(Figure content listings)
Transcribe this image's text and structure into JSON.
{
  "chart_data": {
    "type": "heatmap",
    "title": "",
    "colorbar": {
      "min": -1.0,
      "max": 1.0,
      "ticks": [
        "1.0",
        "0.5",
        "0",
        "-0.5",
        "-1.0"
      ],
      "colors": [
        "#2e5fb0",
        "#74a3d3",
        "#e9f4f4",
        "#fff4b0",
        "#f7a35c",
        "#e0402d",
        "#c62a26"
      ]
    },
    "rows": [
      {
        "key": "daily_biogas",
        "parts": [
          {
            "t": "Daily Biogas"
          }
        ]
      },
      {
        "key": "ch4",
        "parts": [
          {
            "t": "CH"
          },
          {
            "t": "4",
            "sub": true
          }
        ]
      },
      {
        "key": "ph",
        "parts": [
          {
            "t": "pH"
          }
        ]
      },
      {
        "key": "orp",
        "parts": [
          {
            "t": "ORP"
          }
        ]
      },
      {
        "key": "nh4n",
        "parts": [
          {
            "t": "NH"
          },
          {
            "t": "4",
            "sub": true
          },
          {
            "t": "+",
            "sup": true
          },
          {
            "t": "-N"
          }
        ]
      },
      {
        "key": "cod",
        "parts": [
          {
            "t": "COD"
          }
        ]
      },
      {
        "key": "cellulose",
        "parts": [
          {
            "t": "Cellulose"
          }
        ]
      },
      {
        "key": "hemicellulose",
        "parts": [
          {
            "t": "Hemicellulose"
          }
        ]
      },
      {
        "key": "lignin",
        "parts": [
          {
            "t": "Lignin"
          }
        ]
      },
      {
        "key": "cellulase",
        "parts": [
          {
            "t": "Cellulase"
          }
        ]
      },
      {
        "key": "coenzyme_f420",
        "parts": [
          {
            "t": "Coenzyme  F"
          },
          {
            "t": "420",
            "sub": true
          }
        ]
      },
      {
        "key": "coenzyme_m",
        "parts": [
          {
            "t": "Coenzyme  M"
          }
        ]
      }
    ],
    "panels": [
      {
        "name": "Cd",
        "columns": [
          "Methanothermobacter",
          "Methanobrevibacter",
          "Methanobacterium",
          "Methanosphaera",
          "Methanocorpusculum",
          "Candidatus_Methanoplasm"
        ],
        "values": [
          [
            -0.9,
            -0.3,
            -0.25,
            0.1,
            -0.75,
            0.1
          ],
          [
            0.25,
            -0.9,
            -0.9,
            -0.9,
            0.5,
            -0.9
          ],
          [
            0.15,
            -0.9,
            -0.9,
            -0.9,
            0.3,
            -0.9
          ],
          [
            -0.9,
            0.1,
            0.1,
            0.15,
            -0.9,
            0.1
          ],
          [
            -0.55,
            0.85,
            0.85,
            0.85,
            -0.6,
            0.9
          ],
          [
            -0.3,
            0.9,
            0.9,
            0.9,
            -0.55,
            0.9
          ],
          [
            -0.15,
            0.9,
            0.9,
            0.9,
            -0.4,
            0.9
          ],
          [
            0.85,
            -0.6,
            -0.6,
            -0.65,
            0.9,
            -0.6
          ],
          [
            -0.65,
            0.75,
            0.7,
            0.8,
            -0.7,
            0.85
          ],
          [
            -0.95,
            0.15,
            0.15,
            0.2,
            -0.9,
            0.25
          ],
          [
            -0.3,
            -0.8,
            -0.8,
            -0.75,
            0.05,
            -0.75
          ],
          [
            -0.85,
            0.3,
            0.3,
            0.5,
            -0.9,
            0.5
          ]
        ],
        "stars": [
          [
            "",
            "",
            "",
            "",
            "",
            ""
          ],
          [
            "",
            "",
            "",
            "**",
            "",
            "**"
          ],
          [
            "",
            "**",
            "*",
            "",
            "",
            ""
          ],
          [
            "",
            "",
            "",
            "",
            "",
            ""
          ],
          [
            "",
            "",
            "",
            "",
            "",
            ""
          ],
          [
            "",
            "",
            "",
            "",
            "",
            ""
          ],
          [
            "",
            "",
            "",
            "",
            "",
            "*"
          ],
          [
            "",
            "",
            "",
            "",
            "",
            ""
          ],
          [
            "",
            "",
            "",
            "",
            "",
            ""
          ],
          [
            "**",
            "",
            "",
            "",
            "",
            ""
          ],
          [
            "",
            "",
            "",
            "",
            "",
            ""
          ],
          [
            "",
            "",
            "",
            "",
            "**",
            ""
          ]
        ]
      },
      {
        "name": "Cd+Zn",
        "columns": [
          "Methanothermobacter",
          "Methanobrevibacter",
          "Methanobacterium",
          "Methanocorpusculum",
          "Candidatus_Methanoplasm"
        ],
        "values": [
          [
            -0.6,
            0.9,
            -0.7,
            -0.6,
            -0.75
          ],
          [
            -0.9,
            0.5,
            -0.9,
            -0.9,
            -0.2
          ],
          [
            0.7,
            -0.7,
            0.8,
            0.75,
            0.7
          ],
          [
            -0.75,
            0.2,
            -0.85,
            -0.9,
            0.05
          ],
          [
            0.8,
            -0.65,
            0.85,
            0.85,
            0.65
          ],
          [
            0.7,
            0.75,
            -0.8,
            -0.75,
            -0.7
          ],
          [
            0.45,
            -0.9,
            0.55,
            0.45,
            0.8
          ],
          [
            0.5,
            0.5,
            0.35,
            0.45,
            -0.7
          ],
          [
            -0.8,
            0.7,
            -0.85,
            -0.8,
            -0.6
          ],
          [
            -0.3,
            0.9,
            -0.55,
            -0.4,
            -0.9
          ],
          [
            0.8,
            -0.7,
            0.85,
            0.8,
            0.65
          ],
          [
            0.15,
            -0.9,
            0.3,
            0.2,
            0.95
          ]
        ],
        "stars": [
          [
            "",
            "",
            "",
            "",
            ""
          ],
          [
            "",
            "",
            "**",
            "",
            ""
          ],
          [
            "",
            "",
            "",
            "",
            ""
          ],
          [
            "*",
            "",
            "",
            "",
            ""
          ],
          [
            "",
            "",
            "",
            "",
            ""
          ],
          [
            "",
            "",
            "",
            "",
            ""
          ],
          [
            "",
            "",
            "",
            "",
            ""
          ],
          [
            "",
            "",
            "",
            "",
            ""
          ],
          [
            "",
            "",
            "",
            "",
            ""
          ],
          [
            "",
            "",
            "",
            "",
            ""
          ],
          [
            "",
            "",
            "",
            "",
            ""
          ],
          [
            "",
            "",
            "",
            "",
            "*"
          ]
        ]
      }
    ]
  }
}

ABOUT THIS TASK: Every record above is to be copied exactly.

YOUR RESPONSE:
Transcribe this image's text and structure into JSON.
{
  "chart_data": {
    "type": "heatmap",
    "title": "",
    "colorbar": {
      "min": -1.0,
      "max": 1.0,
      "ticks": [
        "1.0",
        "0.5",
        "0",
        "-0.5",
        "-1.0"
      ],
      "colors": [
        "#2e5fb0",
        "#74a3d3",
        "#e9f4f4",
        "#fff4b0",
        "#f7a35c",
        "#e0402d",
        "#c62a26"
      ]
    },
    "rows": [
      {
        "key": "daily_biogas",
        "parts": [
          {
            "t": "Daily Biogas"
          }
        ]
      },
      {
        "key": "ch4",
        "parts": [
          {
            "t": "CH"
          },
          {
            "t": "4",
            "sub": true
          }
        ]
      },
      {
        "key": "ph",
        "parts": [
          {
            "t": "pH"
          }
        ]
      },
      {
        "key": "orp",
        "parts": [
          {
            "t": "ORP"
          }
        ]
      },
      {
        "key": "nh4n",
        "parts": [
          {
            "t": "NH"
          },
          {
            "t": "4",
            "sub": true
          },
          {
            "t": "+",
            "sup": true
          },
          {
            "t": "-N"
          }
        ]
      },
      {
        "key": "cod",
        "parts": [
          {
            "t": "COD"
          }
        ]
      },
      {
        "key": "cellulose",
        "parts": [
          {
            "t": "Cellulose"
          }
        ]
      },
      {
        "key": "hemicellulose",
        "parts": [
          {
            "t": "Hemicellulose"
          }
        ]
      },
      {
        "key": "lignin",
        "parts": [
          {
            "t": "Lignin"
          }
        ]
      },
      {
        "key": "cellulase",
        "parts": [
          {
            "t": "Cellulase"
          }
        ]
      },
      {
        "key": "coenzyme_f420",
        "parts": [
          {
            "t": "Coenzyme  F"
          },
          {
            "t": "420",
            "sub": true
          }
        ]
      },
      {
        "key": "coenzyme_m",
        "parts": [
          {
            "t": "Coenzyme  M"
          }
        ]
      }
    ],
    "panels": [
      {
        "name": "Cd",
        "columns": [
          "Methanothermobacter",
          "Methanobrevibacter",
          "Methanobacterium",
          "Methanosphaera",
          "Methanocorpusculum",
          "Candidatus_Methanoplasm"
        ],
        "values": [
          [
            -0.9,
            -0.3,
            -0.25,
            0.1,
            -0.75,
            0.1
          ],
          [
            0.25,
            -0.9,
            -0.9,
            -0.9,
            0.5,
            -0.9
          ],
          [
            0.15,
            -0.9,
            -0.9,
            -0.9,
            0.3,
            -0.9
          ],
          [
            -0.9,
            0.1,
            0.1,
            0.15,
            -0.9,
            0.1
          ],
          [
            -0.55,
            0.85,
            0.85,
            0.85,
            -0.6,
            0.9
          ],
          [
            -0.3,
            0.9,
            0.9,
            0.9,
            -0.55,
            0.9
          ],
          [
            -0.15,
            0.9,
            0.9,
            0.9,
            -0.4,
            0.9
          ],
          [
            0.85,
            -0.6,
            -0.6,
            -0.65,
            0.9,
            -0.6
          ],
          [
            -0.65,
            0.75,
            0.7,
            0.8,
            -0.7,
            0.85
          ],
          [
            -0.95,
            0.15,
            0.15,
            0.2,
            -0.9,
            0.25
          ],
          [
            -0.3,
            -0.8,
            -0.8,
            -0.75,
            0.05,
            -0.75
          ],
          [
            -0.85,
            0.3,
            0.3,
            0.5,
            -0.9,
            0.5
          ]
        ],
        "stars": [
          [
            "",
            "",
            "",
            "",
            "",
            ""
          ],
          [
            "",
            "",
            "",
            "**",
            "",
            "**"
          ],
          [
            "",
            "**",
            "*",
            "",
            "",
            ""
          ],
          [
            "",
            "",
            "",
            "",
            "",
            ""
          ],
          [
            "",
            "",
            "",
            "",
            "",
            ""
          ],
          [
            "",
            "",
            "",
            "",
            "",
            ""
          ],
          [
            "",
            "",
            "",
            "",
            "",
            "*"
          ],
          [
            "",
            "",
            "",
            "",
            "",
            ""
          ],
          [
            "",
            "",
            "",
            "",
            "",
            ""
          ],
          [
            "**",
            "",
            "",
            "",
            "",
            ""
          ],
          [
            "",
            "",
            "",
            "",
            "",
            ""
          ],
          [
            "",
            "",
            "",
            "",
            "**",
            ""
          ]
        ]
      },
      {
        "name": "Cd+Zn",
        "columns": [
          "Methanothermobacter",
          "Methanobrevibacter",
          "Methanobacterium",
          "Methanocorpusculum",
          "Candidatus_Methanoplasm"
        ],
        "values": [
          [
            -0.6,
            0.9,
            -0.7,
            -0.6,
            -0.75
          ],
          [
            -0.9,
            0.5,
            -0.9,
            -0.9,
            -0.2
          ],
          [
            0.7,
            -0.7,
            0.8,
            0.75,
            0.7
          ],
          [
            -0.75,
            0.2,
            -0.85,
            -0.9,
            0.05
          ],
          [
            0.8,
            -0.65,
            0.85,
            0.85,
            0.65
          ],
          [
            0.7,
            0.75,
            -0.8,
            -0.75,
            -0.7
          ],
          [
            0.45,
            -0.9,
            0.55,
            0.45,
            0.8
          ],
          [
            0.5,
            0.5,
            0.35,
            0.45,
            -0.7
          ],
          [
            -0.8,
            0.7,
            -0.85,
            -0.8,
            -0.6
          ],
          [
            -0.3,
            0.9,
            -0.55,
            -0.4,
            -0.9
          ],
          [
            0.8,
            -0.7,
            0.85,
            0.8,
            0.65
          ],
          [
            0.15,
            -0.9,
            0.3,
            0.2,
            0.95
          ]
        ],
        "stars": [
          [
            "",
            "",
            "",
            "",
            ""
          ],
          [
            "",
            "",
            "**",
            "",
            ""
          ],
          [
            "",
            "",
            "",
            "",
            ""
          ],
          [
            "*",
            "",
            "",
            "",
            ""
          ],
          [
            "",
            "",
            "",
            "",
            ""
          ],
          [
            "",
            "",
            "",
            "",
            ""
          ],
          [
            "",
            "",
            "",
            "",
            ""
          ],
          [
            "",
            "",
            "",
            "",
            ""
          ],
          [
            "",
            "",
            "",
            "",
            ""
          ],
          [
            "",
            "",
            "",
            "",
            ""
          ],
          [
            "",
            "",
            "",
            "",
            ""
          ],
          [
            "",
            "",
            "",
            "",
            "*"
          ]
        ]
      }
    ]
  }
}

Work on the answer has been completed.